### Task
In the entries below, count each line holding the word "Rogerio". Answer with the total alone.

### Supplied data
<<<<

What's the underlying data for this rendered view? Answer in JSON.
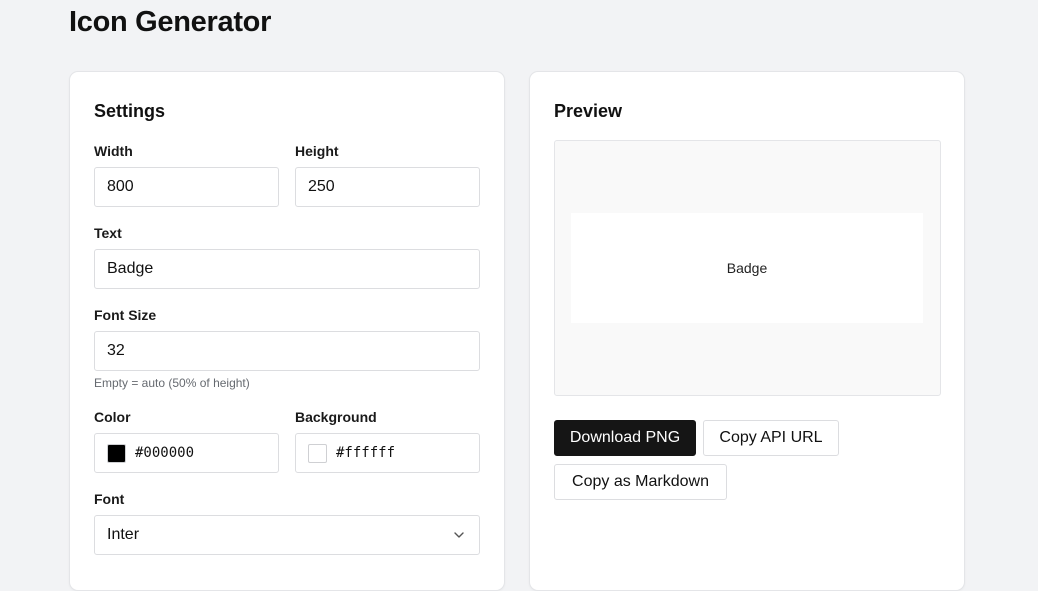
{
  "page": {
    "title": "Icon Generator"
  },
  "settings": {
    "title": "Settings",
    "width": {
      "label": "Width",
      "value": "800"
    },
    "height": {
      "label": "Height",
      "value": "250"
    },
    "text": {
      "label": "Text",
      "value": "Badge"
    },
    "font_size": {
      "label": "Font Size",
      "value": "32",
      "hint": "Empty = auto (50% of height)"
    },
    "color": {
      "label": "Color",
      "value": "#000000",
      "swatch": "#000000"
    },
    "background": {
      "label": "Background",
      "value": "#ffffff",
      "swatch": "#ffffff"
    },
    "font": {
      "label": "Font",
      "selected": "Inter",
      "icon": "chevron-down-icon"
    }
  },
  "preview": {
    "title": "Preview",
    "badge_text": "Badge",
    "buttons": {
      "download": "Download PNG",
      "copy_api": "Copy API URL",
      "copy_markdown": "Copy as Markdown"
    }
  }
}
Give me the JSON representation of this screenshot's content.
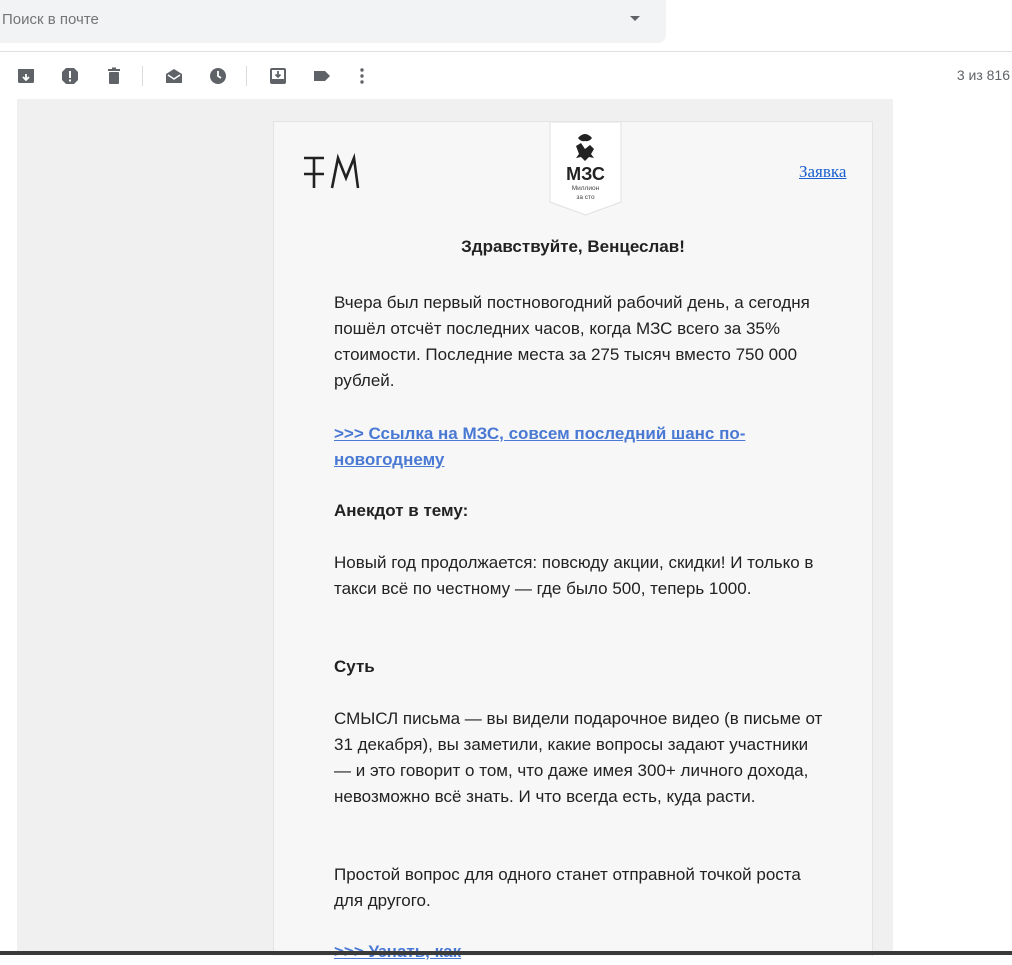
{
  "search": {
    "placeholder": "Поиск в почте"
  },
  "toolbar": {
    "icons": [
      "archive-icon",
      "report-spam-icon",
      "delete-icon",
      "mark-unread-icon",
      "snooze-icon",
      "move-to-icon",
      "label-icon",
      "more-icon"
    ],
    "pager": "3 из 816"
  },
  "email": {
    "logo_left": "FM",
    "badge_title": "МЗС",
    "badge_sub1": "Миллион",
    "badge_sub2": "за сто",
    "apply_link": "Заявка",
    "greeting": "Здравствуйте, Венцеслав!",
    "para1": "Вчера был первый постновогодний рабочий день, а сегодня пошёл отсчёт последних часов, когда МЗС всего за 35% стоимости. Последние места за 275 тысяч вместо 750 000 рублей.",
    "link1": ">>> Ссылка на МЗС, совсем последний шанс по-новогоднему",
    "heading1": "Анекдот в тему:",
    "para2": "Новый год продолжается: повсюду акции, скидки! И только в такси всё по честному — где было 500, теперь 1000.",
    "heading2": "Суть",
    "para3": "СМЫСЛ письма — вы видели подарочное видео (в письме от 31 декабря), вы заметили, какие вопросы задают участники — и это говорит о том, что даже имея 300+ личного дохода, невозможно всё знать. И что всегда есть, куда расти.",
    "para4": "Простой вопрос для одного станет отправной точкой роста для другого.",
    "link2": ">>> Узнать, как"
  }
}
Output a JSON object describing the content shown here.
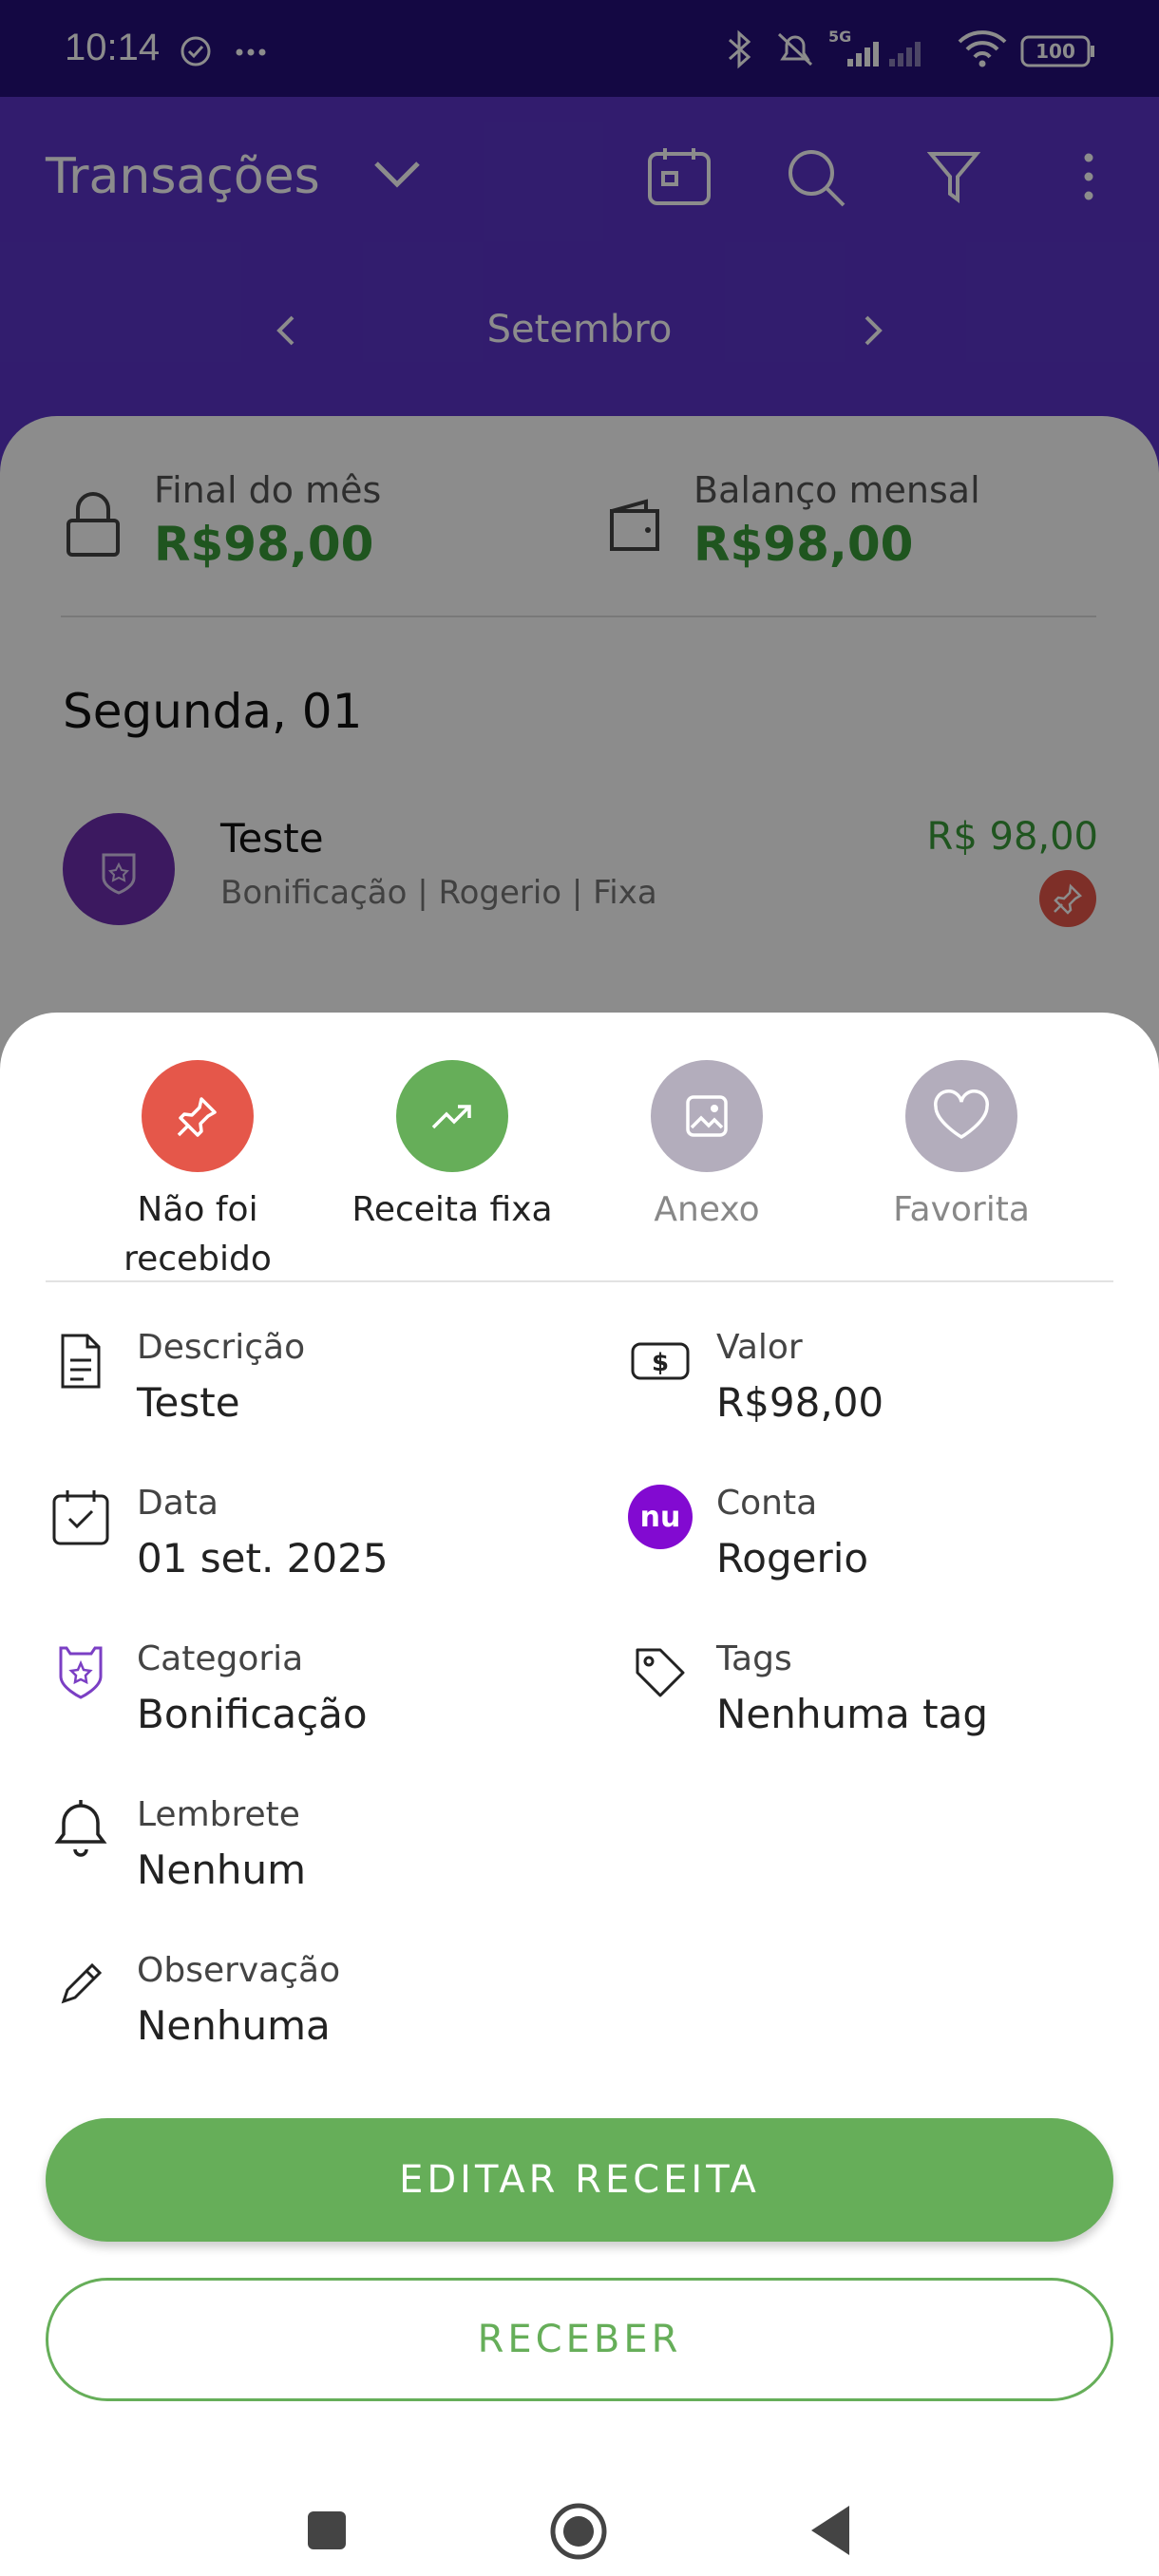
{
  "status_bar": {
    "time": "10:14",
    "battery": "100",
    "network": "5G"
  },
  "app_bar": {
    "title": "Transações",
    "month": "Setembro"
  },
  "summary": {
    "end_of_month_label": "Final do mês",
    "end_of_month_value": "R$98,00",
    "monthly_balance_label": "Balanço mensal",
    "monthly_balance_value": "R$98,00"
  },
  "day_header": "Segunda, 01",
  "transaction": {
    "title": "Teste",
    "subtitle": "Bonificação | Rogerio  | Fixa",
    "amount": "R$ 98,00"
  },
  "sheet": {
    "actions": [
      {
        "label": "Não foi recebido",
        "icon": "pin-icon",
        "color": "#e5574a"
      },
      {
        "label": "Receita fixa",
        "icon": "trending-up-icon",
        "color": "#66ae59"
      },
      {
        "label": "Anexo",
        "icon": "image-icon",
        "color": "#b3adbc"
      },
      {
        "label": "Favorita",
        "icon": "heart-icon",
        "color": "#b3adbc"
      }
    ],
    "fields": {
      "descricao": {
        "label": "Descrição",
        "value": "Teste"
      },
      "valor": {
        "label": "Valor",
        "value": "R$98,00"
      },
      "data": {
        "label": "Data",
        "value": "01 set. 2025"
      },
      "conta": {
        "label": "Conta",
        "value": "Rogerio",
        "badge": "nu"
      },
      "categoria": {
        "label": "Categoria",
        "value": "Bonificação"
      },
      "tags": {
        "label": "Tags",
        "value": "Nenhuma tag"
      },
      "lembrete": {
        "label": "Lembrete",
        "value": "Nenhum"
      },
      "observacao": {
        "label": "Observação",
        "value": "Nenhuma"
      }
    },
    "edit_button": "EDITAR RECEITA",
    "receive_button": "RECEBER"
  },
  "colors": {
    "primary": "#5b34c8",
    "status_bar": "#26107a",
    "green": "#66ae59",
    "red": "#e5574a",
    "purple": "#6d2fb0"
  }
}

>>>>

### The output
2